# Materials provided start
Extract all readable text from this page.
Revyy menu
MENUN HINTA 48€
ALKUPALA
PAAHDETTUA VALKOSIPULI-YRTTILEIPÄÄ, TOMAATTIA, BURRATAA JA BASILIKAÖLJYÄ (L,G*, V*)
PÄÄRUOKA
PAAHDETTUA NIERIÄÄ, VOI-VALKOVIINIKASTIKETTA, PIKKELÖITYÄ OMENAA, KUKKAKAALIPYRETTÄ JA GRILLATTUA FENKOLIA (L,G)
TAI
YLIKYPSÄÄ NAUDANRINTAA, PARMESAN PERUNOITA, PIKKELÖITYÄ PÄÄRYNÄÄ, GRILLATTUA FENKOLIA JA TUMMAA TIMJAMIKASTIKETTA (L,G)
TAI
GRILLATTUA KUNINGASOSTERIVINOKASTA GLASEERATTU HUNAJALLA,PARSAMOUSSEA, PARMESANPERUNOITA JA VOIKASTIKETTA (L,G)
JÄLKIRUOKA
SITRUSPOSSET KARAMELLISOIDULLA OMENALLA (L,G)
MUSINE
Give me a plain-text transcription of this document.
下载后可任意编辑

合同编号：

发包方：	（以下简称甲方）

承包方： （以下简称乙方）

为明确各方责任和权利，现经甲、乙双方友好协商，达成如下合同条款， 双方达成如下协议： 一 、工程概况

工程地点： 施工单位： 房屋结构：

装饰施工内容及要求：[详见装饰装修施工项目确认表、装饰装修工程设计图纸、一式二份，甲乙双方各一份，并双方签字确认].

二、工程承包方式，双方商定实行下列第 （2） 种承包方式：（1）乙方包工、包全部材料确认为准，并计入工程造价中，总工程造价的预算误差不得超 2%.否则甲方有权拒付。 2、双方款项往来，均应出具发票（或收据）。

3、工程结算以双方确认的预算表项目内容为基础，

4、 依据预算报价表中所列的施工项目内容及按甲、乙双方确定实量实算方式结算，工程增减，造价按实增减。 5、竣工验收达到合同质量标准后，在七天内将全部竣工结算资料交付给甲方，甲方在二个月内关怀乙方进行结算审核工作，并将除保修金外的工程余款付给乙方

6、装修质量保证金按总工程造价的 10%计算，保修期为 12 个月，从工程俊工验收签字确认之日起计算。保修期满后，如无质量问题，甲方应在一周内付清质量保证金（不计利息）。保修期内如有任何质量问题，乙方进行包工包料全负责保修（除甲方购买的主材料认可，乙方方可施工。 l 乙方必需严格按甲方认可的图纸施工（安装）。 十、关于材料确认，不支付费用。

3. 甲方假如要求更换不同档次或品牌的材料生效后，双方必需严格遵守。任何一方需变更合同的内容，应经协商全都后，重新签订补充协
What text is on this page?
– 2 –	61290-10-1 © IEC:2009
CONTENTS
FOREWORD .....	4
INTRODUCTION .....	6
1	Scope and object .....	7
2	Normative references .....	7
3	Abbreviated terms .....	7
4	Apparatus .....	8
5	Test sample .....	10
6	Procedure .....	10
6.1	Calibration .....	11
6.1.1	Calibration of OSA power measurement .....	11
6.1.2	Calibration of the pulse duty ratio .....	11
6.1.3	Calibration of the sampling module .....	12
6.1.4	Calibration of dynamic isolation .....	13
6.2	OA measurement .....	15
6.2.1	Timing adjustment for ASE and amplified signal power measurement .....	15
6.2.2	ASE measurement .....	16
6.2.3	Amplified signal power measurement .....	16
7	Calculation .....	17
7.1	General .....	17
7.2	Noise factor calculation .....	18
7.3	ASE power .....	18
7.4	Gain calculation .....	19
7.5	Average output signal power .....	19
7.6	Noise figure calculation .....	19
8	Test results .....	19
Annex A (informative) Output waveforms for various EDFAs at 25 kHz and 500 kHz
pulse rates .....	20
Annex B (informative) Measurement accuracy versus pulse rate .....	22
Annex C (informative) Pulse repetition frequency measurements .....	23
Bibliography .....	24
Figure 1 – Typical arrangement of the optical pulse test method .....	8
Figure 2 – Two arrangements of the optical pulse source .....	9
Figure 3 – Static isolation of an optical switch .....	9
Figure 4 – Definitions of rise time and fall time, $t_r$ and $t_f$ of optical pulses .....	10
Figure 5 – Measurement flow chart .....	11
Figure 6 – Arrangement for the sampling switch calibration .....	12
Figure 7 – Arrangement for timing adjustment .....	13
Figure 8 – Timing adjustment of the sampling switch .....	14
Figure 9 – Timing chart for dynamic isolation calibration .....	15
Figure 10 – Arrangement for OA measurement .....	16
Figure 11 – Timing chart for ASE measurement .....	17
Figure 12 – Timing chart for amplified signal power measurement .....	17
# Materials provided end
**Request:** Transcribe the material above word for word.

**Solution:**
Extract all readable text from this page.
Revyy menu
MENUN HINTA 48€
ALKUPALA
PAAHDETTUA VALKOSIPULI-YRTTILEIPÄÄ, TOMAATTIA, BURRATAA JA BASILIKAÖLJYÄ (L,G*, V*)
PÄÄRUOKA
PAAHDETTUA NIERIÄÄ, VOI-VALKOVIINIKASTIKETTA, PIKKELÖITYÄ OMENAA, KUKKAKAALIPYRETTÄ JA GRILLATTUA FENKOLIA (L,G)
TAI
YLIKYPSÄÄ NAUDANRINTAA, PARMESAN PERUNOITA, PIKKELÖITYÄ PÄÄRYNÄÄ, GRILLATTUA FENKOLIA JA TUMMAA TIMJAMIKASTIKETTA (L,G)
TAI
GRILLATTUA KUNINGASOSTERIVINOKASTA GLASEERATTU HUNAJALLA,PARSAMOUSSEA, PARMESANPERUNOITA JA VOIKASTIKETTA (L,G)
JÄLKIRUOKA
SITRUSPOSSET KARAMELLISOIDULLA OMENALLA (L,G)
MUSINE
Give me a plain-text transcription of this document.
下载后可任意编辑

合同编号：

发包方：	（以下简称甲方）

承包方： （以下简称乙方）

为明确各方责任和权利，现经甲、乙双方友好协商，达成如下合同条款， 双方达成如下协议： 一 、工程概况

工程地点： 施工单位： 房屋结构：

装饰施工内容及要求：[详见装饰装修施工项目确认表、装饰装修工程设计图纸、一式二份，甲乙双方各一份，并双方签字确认].

二、工程承包方式，双方商定实行下列第 （2） 种承包方式：（1）乙方包工、包全部材料确认为准，并计入工程造价中，总工程造价的预算误差不得超 2%.否则甲方有权拒付。 2、双方款项往来，均应出具发票（或收据）。

3、工程结算以双方确认的预算表项目内容为基础，

4、 依据预算报价表中所列的施工项目内容及按甲、乙双方确定实量实算方式结算，工程增减，造价按实增减。 5、竣工验收达到合同质量标准后，在七天内将全部竣工结算资料交付给甲方，甲方在二个月内关怀乙方进行结算审核工作，并将除保修金外的工程余款付给乙方

6、装修质量保证金按总工程造价的 10%计算，保修期为 12 个月，从工程俊工验收签字确认之日起计算。保修期满后，如无质量问题，甲方应在一周内付清质量保证金（不计利息）。保修期内如有任何质量问题，乙方进行包工包料全负责保修（除甲方购买的主材料认可，乙方方可施工。 l 乙方必需严格按甲方认可的图纸施工（安装）。 十、关于材料确认，不支付费用。

3. 甲方假如要求更换不同档次或品牌的材料生效后，双方必需严格遵守。任何一方需变更合同的内容，应经协商全都后，重新签订补充协
What text is on this page?
– 2 –	61290-10-1 © IEC:2009
CONTENTS
FOREWORD .....	4
INTRODUCTION .....	6
1	Scope and object .....	7
2	Normative references .....	7
3	Abbreviated terms .....	7
4	Apparatus .....	8
5	Test sample .....	10
6	Procedure .....	10
6.1	Calibration .....	11
6.1.1	Calibration of OSA power measurement .....	11
6.1.2	Calibration of the pulse duty ratio .....	11
6.1.3	Calibration of the sampling module .....	12
6.1.4	Calibration of dynamic isolation .....	13
6.2	OA measurement .....	15
6.2.1	Timing adjustment for ASE and amplified signal power measurement .....	15
6.2.2	ASE measurement .....	16
6.2.3	Amplified signal power measurement .....	16
7	Calculation .....	17
7.1	General .....	17
7.2	Noise factor calculation .....	18
7.3	ASE power .....	18
7.4	Gain calculation .....	19
7.5	Average output signal power .....	19
7.6	Noise figure calculation .....	19
8	Test results .....	19
Annex A (informative) Output waveforms for various EDFAs at 25 kHz and 500 kHz
pulse rates .....	20
Annex B (informative) Measurement accuracy versus pulse rate .....	22
Annex C (informative) Pulse repetition frequency measurements .....	23
Bibliography .....	24
Figure 1 – Typical arrangement of the optical pulse test method .....	8
Figure 2 – Two arrangements of the optical pulse source .....	9
Figure 3 – Static isolation of an optical switch .....	9
Figure 4 – Definitions of rise time and fall time, $t_r$ and $t_f$ of optical pulses .....	10
Figure 5 – Measurement flow chart .....	11
Figure 6 – Arrangement for the sampling switch calibration .....	12
Figure 7 – Arrangement for timing adjustment .....	13
Figure 8 – Timing adjustment of the sampling switch .....	14
Figure 9 – Timing chart for dynamic isolation calibration .....	15
Figure 10 – Arrangement for OA measurement .....	16
Figure 11 – Timing chart for ASE measurement .....	17
Figure 12 – Timing chart for amplified signal power measurement .....	17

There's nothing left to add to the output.